Officials plan to triple networking technology investments.

U.S. Army officials are applying a streamlined acquisition process known as an IT box to offensive cyber technologies.

The IT box acquisition concept includes four sides: developing the capabilities requirement, determining development costs, analyzing sustainment and operations costs, and providing oversight and management of the product.

Maj. Gen. John George, USA, force development director, Office of the Army Chief of Staff G-8, told the the AFCEA Army Signal Conference in Springfield, Virginia, that the Army is focusing on the IT box concept pretty heavily.

“What it means is that we can define a requirement and bound it by resources and simply over a five-year time period say we are going to spend X amount of dollars, we’re going to spend X amount of dollars annually, [we] cannot exceed those resources, and we establish the limit of capabilities that we want to provide. Then inside of that box of resources, [we] can deliver incremental improvements and capabilities through capability drops,” Gen. George explained.

He added that the capability drops and other requirements that are “falling inside that box” are being delegated down to a lower level. “That allows us to move with speed, but it is also a matter of trust from our senior leaders,” he said.

So, for example, some requirements have been delegated down to Army Cyber Command and the Cyber Center of Excellence. “It’s allowing the team to move faster, but they’re staying within the parameters that were established by the senior leadership of the Army in terms of resources and in terms of capabilities that they’re going to deliver,” Gen. George reported.

Laurence Mixon, special assistant to the Program Executive Office, Intelligence, Electronic Warfare and Sensors, said the concept is being applied to offensive cyber capabilities. “We’re looking into that heavily in the offensive cyber arena to allow us to continue to … adapt and generate new capabilities. That is the way we should work in many areas in the future,” he said.

The IT box concept is one piece of a massive effort to modernize the Army’s network in the coming years. The service has determined its current network, which was largely pieced together through urgent operational needs over 16 years of war in Iraq and Afghanistan, is too complex and too vulnerable against peer or near-peer adversaries. As a result, Army officials are pushing hard to adopt cutting-edge technologies.

• _Input for this task_:
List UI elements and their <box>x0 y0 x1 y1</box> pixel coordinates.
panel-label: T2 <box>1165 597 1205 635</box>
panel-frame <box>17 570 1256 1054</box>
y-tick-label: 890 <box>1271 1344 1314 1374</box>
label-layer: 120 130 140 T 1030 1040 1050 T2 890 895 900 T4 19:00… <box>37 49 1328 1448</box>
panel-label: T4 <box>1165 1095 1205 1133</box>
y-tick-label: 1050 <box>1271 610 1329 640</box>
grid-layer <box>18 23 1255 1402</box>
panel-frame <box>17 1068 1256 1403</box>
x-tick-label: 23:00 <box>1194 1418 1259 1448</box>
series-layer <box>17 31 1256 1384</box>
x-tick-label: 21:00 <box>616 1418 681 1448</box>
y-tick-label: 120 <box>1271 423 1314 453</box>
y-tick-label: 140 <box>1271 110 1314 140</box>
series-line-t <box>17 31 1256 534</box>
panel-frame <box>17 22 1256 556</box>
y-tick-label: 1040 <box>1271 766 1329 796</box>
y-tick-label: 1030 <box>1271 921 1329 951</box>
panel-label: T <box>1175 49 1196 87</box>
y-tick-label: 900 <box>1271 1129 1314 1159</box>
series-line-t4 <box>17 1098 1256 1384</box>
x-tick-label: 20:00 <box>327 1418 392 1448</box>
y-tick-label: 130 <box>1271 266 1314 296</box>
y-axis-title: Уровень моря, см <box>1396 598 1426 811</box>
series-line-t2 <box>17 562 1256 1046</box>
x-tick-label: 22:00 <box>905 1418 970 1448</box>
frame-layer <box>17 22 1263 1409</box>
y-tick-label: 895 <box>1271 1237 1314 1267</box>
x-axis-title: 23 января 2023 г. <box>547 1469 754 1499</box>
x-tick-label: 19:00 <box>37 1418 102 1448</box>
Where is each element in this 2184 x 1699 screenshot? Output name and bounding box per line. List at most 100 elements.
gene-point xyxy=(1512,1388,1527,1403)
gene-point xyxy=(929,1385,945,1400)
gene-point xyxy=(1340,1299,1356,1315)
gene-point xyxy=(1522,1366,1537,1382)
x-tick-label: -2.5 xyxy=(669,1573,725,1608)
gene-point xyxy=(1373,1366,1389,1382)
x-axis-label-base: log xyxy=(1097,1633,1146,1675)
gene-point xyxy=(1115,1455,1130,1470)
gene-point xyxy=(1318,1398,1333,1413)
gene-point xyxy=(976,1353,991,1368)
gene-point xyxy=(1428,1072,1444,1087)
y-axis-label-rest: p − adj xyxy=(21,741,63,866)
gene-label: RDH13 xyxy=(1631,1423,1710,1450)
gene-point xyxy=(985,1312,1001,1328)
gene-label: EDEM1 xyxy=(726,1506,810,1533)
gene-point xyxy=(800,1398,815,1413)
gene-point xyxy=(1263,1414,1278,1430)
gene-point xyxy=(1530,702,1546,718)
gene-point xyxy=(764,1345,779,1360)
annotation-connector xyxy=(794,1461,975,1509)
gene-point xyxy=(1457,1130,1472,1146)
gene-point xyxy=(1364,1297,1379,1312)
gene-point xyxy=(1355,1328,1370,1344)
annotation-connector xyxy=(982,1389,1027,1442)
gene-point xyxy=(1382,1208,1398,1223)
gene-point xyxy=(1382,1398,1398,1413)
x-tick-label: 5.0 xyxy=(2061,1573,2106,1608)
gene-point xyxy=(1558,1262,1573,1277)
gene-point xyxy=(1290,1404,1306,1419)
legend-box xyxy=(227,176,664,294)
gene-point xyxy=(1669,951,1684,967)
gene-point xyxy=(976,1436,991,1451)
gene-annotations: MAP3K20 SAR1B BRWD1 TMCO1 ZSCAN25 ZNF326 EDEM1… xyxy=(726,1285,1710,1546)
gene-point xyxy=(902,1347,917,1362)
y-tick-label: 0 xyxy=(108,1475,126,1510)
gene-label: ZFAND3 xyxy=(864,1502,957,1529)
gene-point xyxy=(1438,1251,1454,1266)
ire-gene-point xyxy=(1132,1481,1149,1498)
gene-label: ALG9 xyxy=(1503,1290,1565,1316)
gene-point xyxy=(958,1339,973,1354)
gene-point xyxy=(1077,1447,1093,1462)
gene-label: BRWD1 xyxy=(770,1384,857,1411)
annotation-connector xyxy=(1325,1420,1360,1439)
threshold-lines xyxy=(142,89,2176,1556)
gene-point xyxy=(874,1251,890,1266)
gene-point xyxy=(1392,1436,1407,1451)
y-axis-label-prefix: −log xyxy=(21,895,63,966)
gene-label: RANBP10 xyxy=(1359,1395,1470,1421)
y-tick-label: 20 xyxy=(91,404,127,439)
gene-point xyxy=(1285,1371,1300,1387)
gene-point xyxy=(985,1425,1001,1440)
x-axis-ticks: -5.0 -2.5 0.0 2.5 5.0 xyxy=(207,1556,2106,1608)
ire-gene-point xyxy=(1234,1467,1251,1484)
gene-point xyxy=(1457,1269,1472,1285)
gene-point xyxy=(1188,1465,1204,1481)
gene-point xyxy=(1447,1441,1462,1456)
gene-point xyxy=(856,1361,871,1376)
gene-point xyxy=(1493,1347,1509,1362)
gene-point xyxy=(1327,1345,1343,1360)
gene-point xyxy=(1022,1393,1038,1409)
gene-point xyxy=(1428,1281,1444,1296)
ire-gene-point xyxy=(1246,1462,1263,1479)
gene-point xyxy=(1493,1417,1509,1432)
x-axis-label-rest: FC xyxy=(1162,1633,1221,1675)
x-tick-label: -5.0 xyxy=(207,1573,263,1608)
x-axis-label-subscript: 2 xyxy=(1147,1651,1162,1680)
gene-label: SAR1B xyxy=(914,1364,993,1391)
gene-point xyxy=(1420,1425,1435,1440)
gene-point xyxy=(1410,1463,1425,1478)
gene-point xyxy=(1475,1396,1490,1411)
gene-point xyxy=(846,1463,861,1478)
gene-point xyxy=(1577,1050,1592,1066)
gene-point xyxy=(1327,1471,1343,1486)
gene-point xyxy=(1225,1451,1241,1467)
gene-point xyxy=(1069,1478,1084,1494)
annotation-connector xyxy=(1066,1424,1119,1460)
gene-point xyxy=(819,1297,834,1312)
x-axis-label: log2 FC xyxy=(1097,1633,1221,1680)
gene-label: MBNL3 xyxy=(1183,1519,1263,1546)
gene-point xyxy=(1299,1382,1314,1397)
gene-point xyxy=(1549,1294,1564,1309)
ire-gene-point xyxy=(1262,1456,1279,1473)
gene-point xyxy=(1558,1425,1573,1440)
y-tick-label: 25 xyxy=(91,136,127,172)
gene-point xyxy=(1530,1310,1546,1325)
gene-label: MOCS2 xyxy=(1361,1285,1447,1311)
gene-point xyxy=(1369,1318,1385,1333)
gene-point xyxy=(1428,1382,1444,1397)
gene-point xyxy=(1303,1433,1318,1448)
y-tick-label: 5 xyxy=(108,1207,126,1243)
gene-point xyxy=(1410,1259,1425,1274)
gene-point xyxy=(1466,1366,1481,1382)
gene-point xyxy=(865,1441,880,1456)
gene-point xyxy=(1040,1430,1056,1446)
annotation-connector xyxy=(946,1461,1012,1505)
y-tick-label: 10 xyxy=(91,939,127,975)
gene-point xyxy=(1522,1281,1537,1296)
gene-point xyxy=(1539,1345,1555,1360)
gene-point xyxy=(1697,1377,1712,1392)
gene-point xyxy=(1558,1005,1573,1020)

• _Work to complete_:
1. Transcribe the part of the article on the Army's IT box acquisition process that begins at the words "The IT box concept is" and ends after the words "adopt cutting-edge technologies.".
2. Give the lines of the records as a JSON list of strings, one string per line and leaving out blank lines. Start at the first line of the records and stop after the line that contains "y-tick-label: 1030 <box>1271", including both ends.

• _Replies_:
1.
The IT box concept is one piece of a massive effort to modernize the Army’s network in the coming years. The service has determined its current network, which was largely pieced together through urgent operational needs over 16 years of war in Iraq and Afghanistan, is too complex and too vulnerable against peer or near-peer adversaries. As a result, Army officials are pushing hard to adopt cutting-edge technologies.

2.
[
  "List UI elements and their <box>x0 y0 x1 y1</box> pixel coordinates.",
  "panel-label: T2 <box>1165 597 1205 635</box>",
  "panel-frame <box>17 570 1256 1054</box>",
  "y-tick-label: 890 <box>1271 1344 1314 1374</box>",
  "label-layer: 120 130 140 T 1030 1040 1050 T2 890 895 900 T4 19:00… <box>37 49 1328 1448</box>",
  "panel-label: T4 <box>1165 1095 1205 1133</box>",
  "y-tick-label: 1050 <box>1271 610 1329 640</box>",
  "grid-layer <box>18 23 1255 1402</box>",
  "panel-frame <box>17 1068 1256 1403</box>",
  "x-tick-label: 23:00 <box>1194 1418 1259 1448</box>",
  "series-layer <box>17 31 1256 1384</box>",
  "x-tick-label: 21:00 <box>616 1418 681 1448</box>",
  "y-tick-label: 120 <box>1271 423 1314 453</box>",
  "y-tick-label: 140 <box>1271 110 1314 140</box>",
  "series-line-t <box>17 31 1256 534</box>",
  "panel-frame <box>17 22 1256 556</box>",
  "y-tick-label: 1040 <box>1271 766 1329 796</box>",
  "y-tick-label: 1030 <box>1271 921 1329 951</box>"
]